» **REQUIRED WORK**
Check each line of the data below for the word "College", then extract the ones that have it.

» **RECORDS FOR THE EXERCISE**
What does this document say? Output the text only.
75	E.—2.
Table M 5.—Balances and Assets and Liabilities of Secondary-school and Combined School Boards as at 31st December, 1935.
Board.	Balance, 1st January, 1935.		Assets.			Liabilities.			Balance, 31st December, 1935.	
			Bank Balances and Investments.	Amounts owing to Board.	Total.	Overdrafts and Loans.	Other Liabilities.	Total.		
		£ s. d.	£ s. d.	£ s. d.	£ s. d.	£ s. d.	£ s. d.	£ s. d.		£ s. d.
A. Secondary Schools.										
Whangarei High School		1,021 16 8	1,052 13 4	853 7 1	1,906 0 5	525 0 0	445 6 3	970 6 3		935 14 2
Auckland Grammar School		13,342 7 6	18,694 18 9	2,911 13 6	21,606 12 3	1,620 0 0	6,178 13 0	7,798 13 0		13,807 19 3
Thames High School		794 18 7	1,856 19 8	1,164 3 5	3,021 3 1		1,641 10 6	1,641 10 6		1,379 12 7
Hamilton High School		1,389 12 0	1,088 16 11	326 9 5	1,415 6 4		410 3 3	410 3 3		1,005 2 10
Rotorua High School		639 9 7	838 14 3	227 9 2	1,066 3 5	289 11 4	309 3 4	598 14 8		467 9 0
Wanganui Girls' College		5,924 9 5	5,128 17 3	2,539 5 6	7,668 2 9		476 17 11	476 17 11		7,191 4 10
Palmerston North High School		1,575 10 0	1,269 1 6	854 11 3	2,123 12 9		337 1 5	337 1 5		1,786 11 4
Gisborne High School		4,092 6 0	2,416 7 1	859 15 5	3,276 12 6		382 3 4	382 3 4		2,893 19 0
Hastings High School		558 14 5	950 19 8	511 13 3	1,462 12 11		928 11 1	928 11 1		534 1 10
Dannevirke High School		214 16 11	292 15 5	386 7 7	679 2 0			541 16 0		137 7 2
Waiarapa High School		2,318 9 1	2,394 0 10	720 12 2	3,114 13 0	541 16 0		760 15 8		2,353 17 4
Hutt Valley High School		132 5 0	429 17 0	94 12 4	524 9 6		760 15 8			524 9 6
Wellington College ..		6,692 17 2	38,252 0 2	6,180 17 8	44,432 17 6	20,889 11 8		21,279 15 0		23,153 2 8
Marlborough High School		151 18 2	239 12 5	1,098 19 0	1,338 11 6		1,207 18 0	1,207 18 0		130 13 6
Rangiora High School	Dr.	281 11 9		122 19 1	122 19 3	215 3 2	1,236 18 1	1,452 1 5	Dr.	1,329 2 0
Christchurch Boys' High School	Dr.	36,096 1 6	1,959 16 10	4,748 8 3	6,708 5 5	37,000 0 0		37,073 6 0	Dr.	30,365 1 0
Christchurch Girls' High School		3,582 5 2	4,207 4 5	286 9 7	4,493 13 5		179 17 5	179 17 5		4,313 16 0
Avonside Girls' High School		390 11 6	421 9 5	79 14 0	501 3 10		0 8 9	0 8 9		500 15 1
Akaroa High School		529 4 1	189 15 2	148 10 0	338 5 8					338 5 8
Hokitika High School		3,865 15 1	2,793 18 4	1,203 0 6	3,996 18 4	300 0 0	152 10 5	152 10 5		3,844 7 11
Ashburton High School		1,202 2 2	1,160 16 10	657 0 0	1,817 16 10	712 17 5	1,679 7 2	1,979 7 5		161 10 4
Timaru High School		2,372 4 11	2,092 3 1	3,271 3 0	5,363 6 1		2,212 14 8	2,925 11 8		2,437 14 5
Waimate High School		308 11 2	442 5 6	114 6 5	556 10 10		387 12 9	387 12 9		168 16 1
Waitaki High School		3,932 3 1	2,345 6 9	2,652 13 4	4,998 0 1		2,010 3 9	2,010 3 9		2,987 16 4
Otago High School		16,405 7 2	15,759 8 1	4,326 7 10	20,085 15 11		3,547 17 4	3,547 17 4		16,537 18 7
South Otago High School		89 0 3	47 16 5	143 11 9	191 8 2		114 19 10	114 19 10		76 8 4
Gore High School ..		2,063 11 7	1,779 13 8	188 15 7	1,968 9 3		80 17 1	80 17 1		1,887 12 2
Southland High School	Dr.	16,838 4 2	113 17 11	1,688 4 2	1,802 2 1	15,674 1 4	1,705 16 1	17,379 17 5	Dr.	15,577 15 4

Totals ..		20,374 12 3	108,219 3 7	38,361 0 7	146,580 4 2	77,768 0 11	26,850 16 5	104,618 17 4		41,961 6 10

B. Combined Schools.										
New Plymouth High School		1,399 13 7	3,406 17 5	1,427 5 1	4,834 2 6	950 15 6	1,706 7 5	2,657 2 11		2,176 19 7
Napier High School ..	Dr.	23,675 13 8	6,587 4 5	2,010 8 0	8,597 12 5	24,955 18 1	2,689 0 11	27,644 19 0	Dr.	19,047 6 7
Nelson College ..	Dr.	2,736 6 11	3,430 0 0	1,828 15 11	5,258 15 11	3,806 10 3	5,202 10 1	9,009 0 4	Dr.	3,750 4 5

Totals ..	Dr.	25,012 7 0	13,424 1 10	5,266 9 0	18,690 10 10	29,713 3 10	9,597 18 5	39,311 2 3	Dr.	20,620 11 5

» **FINAL RESULT**
Wanganui Girls' College		5,924 9 5	5,128 17 3	2,539 5 6	7,668 2 9		476 17 11	476 17 11		7,191 4 10
Wellington College ..		6,692 17 2	38,252 0 2	6,180 17 8	44,432 17 6	20,889 11 8		21,279 15 0		23,153 2 8
Nelson College ..	Dr.	2,736 6 11	3,430 0 0	1,828 15 11	5,258 15 11	3,806 10 3	5,202 10 1	9,009 0 4	Dr.	3,750 4 5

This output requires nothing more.